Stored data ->
+++++

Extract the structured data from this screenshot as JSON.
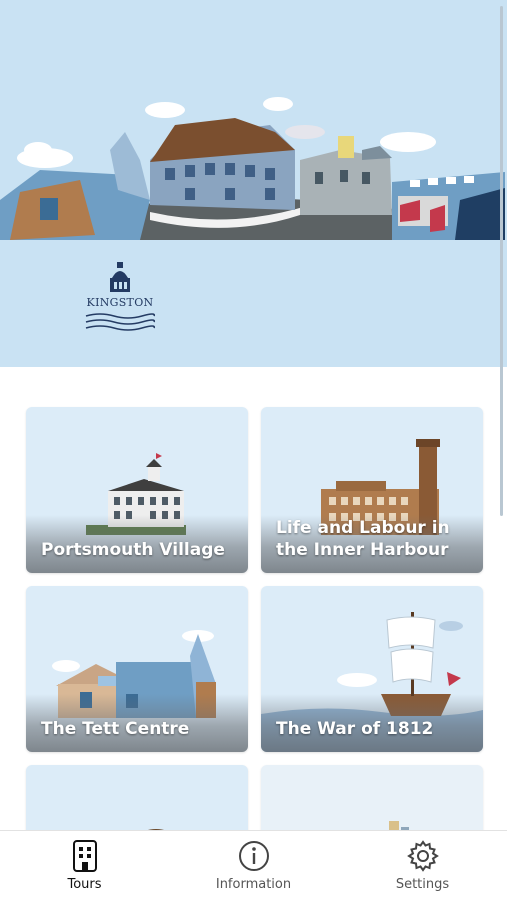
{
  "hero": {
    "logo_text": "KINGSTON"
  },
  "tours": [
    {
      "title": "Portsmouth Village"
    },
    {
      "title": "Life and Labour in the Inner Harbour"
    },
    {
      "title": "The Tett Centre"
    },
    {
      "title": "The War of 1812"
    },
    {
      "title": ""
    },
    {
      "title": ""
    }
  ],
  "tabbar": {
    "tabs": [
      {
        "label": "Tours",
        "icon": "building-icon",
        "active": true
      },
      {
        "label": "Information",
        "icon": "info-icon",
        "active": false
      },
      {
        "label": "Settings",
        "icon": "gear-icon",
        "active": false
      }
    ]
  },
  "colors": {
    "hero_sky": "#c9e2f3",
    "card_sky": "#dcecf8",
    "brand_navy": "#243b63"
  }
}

+++++

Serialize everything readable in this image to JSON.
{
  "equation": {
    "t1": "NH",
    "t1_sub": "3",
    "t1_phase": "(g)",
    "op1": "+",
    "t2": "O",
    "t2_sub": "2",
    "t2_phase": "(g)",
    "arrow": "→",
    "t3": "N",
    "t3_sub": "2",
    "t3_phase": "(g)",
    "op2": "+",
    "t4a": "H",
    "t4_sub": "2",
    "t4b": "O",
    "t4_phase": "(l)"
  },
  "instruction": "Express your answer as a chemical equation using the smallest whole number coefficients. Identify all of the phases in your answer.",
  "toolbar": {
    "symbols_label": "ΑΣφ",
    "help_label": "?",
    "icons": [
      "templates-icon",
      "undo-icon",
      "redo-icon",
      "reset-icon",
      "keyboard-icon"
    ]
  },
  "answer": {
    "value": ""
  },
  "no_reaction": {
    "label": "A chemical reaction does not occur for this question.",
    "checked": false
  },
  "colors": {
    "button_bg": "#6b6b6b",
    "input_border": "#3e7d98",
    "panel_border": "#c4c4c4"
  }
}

+++++

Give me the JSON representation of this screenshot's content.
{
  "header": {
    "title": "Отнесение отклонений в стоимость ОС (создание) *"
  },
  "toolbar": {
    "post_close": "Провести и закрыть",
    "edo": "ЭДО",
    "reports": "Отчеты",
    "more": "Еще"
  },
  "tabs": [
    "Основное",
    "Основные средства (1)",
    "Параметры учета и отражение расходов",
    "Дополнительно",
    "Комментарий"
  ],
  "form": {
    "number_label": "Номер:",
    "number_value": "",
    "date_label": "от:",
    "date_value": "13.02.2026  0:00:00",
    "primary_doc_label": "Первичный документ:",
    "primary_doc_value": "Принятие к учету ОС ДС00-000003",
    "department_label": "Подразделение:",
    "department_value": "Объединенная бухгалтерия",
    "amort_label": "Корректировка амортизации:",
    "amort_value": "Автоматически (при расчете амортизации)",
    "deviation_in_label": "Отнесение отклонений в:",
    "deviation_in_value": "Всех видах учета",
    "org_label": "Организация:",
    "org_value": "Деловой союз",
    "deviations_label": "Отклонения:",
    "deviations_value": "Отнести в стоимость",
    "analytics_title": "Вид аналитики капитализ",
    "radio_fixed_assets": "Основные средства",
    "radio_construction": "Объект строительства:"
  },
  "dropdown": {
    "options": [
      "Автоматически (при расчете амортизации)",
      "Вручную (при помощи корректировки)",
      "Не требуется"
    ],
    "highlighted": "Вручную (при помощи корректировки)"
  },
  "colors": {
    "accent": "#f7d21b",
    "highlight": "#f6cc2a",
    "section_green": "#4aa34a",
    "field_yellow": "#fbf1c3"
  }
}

+++++

Exercise goal -> Read the data above. Pull out each line in which the string "учета" appears.

Right answer ->
    "Параметры учета и отражение расходов",
    "deviation_in_value": "Всех видах учета",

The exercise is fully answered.